#### [Instructions for the task]
Each record must be reproduced exactly as it is shown.

#### [Task data]

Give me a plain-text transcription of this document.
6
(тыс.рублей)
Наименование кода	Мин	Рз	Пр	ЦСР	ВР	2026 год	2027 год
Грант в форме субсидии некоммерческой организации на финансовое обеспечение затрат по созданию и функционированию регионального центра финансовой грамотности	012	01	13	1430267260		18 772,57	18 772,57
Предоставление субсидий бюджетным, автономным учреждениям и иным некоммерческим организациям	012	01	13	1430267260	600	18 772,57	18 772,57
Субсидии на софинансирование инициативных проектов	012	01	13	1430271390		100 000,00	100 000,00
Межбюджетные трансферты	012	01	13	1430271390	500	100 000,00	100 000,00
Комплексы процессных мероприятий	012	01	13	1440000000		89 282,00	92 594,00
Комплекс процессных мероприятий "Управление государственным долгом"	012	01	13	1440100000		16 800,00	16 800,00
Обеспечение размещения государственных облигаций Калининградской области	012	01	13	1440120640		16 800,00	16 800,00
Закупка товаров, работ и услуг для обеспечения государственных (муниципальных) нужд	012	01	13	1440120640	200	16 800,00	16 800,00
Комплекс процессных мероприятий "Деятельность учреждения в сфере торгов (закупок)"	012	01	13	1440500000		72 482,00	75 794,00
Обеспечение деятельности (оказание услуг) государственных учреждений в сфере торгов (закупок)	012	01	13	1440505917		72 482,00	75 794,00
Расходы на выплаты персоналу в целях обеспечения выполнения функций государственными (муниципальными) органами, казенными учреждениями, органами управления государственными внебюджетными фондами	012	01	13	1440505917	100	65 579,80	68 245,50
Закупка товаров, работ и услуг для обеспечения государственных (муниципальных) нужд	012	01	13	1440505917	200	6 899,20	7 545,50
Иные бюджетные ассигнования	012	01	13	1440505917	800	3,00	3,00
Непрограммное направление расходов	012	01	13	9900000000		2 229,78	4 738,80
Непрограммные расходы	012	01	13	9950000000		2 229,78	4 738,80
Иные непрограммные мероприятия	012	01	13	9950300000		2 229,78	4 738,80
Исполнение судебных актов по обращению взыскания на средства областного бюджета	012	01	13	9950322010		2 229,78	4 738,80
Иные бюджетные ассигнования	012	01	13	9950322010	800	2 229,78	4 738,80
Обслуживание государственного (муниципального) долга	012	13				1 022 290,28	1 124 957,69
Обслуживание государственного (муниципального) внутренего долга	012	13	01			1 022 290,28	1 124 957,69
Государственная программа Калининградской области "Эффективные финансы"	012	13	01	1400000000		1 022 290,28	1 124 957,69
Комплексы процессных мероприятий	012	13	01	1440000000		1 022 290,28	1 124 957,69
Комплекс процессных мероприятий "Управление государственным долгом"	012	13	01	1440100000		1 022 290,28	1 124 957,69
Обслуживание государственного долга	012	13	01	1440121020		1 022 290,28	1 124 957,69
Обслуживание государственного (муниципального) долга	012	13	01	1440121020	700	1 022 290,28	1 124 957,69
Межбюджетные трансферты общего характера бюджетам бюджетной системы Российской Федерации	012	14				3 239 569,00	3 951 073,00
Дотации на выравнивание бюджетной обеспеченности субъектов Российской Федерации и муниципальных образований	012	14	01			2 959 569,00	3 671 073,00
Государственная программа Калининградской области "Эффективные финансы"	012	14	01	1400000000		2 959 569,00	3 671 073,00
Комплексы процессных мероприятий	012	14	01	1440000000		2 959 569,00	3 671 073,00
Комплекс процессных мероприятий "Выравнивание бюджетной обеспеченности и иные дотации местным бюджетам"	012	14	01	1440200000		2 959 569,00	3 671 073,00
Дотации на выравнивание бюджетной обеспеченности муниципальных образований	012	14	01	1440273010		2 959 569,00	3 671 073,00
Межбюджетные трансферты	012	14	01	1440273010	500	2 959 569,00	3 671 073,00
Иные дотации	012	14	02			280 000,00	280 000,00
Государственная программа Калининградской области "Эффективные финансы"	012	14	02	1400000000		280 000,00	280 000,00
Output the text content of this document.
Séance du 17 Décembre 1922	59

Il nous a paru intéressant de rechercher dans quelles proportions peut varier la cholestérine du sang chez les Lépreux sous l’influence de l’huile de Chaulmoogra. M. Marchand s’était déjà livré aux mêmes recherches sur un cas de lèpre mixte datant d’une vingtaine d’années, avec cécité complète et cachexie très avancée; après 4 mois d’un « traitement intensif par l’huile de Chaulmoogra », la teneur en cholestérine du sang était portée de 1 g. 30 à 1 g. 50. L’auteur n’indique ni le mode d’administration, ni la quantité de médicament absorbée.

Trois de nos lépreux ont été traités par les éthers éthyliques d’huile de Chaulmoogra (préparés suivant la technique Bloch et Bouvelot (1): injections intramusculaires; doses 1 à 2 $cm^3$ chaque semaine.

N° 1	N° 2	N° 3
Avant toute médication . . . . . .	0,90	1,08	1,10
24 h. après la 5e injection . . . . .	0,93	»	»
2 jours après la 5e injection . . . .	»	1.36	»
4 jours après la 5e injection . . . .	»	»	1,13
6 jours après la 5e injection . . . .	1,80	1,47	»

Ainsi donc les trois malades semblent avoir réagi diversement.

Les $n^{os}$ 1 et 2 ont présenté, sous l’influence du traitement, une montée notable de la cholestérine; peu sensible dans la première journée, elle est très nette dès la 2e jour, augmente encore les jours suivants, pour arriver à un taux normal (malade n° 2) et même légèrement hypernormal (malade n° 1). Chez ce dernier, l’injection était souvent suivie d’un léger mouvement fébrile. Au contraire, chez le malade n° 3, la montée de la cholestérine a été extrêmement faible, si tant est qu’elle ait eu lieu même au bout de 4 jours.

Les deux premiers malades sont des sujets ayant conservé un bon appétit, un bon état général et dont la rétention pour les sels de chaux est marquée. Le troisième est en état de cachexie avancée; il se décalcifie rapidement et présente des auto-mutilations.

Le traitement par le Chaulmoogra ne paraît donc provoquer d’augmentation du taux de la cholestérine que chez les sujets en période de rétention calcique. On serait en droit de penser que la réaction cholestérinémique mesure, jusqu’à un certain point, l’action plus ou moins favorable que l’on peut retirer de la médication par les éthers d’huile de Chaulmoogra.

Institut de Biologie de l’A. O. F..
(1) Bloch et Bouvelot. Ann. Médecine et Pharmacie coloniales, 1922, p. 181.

#### [Response to the exercise]
Give me a plain-text transcription of this document.
6
(тыс.рублей)
Наименование кода	Мин	Рз	Пр	ЦСР	ВР	2026 год	2027 год
Грант в форме субсидии некоммерческой организации на финансовое обеспечение затрат по созданию и функционированию регионального центра финансовой грамотности	012	01	13	1430267260		18 772,57	18 772,57
Предоставление субсидий бюджетным, автономным учреждениям и иным некоммерческим организациям	012	01	13	1430267260	600	18 772,57	18 772,57
Субсидии на софинансирование инициативных проектов	012	01	13	1430271390		100 000,00	100 000,00
Межбюджетные трансферты	012	01	13	1430271390	500	100 000,00	100 000,00
Комплексы процессных мероприятий	012	01	13	1440000000		89 282,00	92 594,00
Комплекс процессных мероприятий "Управление государственным долгом"	012	01	13	1440100000		16 800,00	16 800,00
Обеспечение размещения государственных облигаций Калининградской области	012	01	13	1440120640		16 800,00	16 800,00
Закупка товаров, работ и услуг для обеспечения государственных (муниципальных) нужд	012	01	13	1440120640	200	16 800,00	16 800,00
Комплекс процессных мероприятий "Деятельность учреждения в сфере торгов (закупок)"	012	01	13	1440500000		72 482,00	75 794,00
Обеспечение деятельности (оказание услуг) государственных учреждений в сфере торгов (закупок)	012	01	13	1440505917		72 482,00	75 794,00
Расходы на выплаты персоналу в целях обеспечения выполнения функций государственными (муниципальными) органами, казенными учреждениями, органами управления государственными внебюджетными фондами	012	01	13	1440505917	100	65 579,80	68 245,50
Закупка товаров, работ и услуг для обеспечения государственных (муниципальных) нужд	012	01	13	1440505917	200	6 899,20	7 545,50
Иные бюджетные ассигнования	012	01	13	1440505917	800	3,00	3,00
Непрограммное направление расходов	012	01	13	9900000000		2 229,78	4 738,80
Непрограммные расходы	012	01	13	9950000000		2 229,78	4 738,80
Иные непрограммные мероприятия	012	01	13	9950300000		2 229,78	4 738,80
Исполнение судебных актов по обращению взыскания на средства областного бюджета	012	01	13	9950322010		2 229,78	4 738,80
Иные бюджетные ассигнования	012	01	13	9950322010	800	2 229,78	4 738,80
Обслуживание государственного (муниципального) долга	012	13				1 022 290,28	1 124 957,69
Обслуживание государственного (муниципального) внутренего долга	012	13	01			1 022 290,28	1 124 957,69
Государственная программа Калининградской области "Эффективные финансы"	012	13	01	1400000000		1 022 290,28	1 124 957,69
Комплексы процессных мероприятий	012	13	01	1440000000		1 022 290,28	1 124 957,69
Комплекс процессных мероприятий "Управление государственным долгом"	012	13	01	1440100000		1 022 290,28	1 124 957,69
Обслуживание государственного долга	012	13	01	1440121020		1 022 290,28	1 124 957,69
Обслуживание государственного (муниципального) долга	012	13	01	1440121020	700	1 022 290,28	1 124 957,69
Межбюджетные трансферты общего характера бюджетам бюджетной системы Российской Федерации	012	14				3 239 569,00	3 951 073,00
Дотации на выравнивание бюджетной обеспеченности субъектов Российской Федерации и муниципальных образований	012	14	01			2 959 569,00	3 671 073,00
Государственная программа Калининградской области "Эффективные финансы"	012	14	01	1400000000		2 959 569,00	3 671 073,00
Комплексы процессных мероприятий	012	14	01	1440000000		2 959 569,00	3 671 073,00
Комплекс процессных мероприятий "Выравнивание бюджетной обеспеченности и иные дотации местным бюджетам"	012	14	01	1440200000		2 959 569,00	3 671 073,00
Дотации на выравнивание бюджетной обеспеченности муниципальных образований	012	14	01	1440273010		2 959 569,00	3 671 073,00
Межбюджетные трансферты	012	14	01	1440273010	500	2 959 569,00	3 671 073,00
Иные дотации	012	14	02			280 000,00	280 000,00
Государственная программа Калининградской области "Эффективные финансы"	012	14	02	1400000000		280 000,00	280 000,00
Output the text content of this document.
Séance du 17 Décembre 1922	59

Il nous a paru intéressant de rechercher dans quelles proportions peut varier la cholestérine du sang chez les Lépreux sous l’influence de l’huile de Chaulmoogra. M. Marchand s’était déjà livré aux mêmes recherches sur un cas de lèpre mixte datant d’une vingtaine d’années, avec cécité complète et cachexie très avancée; après 4 mois d’un « traitement intensif par l’huile de Chaulmoogra », la teneur en cholestérine du sang était portée de 1 g. 30 à 1 g. 50. L’auteur n’indique ni le mode d’administration, ni la quantité de médicament absorbée.

Trois de nos lépreux ont été traités par les éthers éthyliques d’huile de Chaulmoogra (préparés suivant la technique Bloch et Bouvelot (1): injections intramusculaires; doses 1 à 2 $cm^3$ chaque semaine.

N° 1	N° 2	N° 3
Avant toute médication . . . . . .	0,90	1,08	1,10
24 h. après la 5e injection . . . . .	0,93	»	»
2 jours après la 5e injection . . . .	»	1.36	»
4 jours après la 5e injection . . . .	»	»	1,13
6 jours après la 5e injection . . . .	1,80	1,47	»

Ainsi donc les trois malades semblent avoir réagi diversement.

Les $n^{os}$ 1 et 2 ont présenté, sous l’influence du traitement, une montée notable de la cholestérine; peu sensible dans la première journée, elle est très nette dès la 2e jour, augmente encore les jours suivants, pour arriver à un taux normal (malade n° 2) et même légèrement hypernormal (malade n° 1). Chez ce dernier, l’injection était souvent suivie d’un léger mouvement fébrile. Au contraire, chez le malade n° 3, la montée de la cholestérine a été extrêmement faible, si tant est qu’elle ait eu lieu même au bout de 4 jours.

Les deux premiers malades sont des sujets ayant conservé un bon appétit, un bon état général et dont la rétention pour les sels de chaux est marquée. Le troisième est en état de cachexie avancée; il se décalcifie rapidement et présente des auto-mutilations.

Le traitement par le Chaulmoogra ne paraît donc provoquer d’augmentation du taux de la cholestérine que chez les sujets en période de rétention calcique. On serait en droit de penser que la réaction cholestérinémique mesure, jusqu’à un certain point, l’action plus ou moins favorable que l’on peut retirer de la médication par les éthers d’huile de Chaulmoogra.

Institut de Biologie de l’A. O. F..
(1) Bloch et Bouvelot. Ann. Médecine et Pharmacie coloniales, 1922, p. 181.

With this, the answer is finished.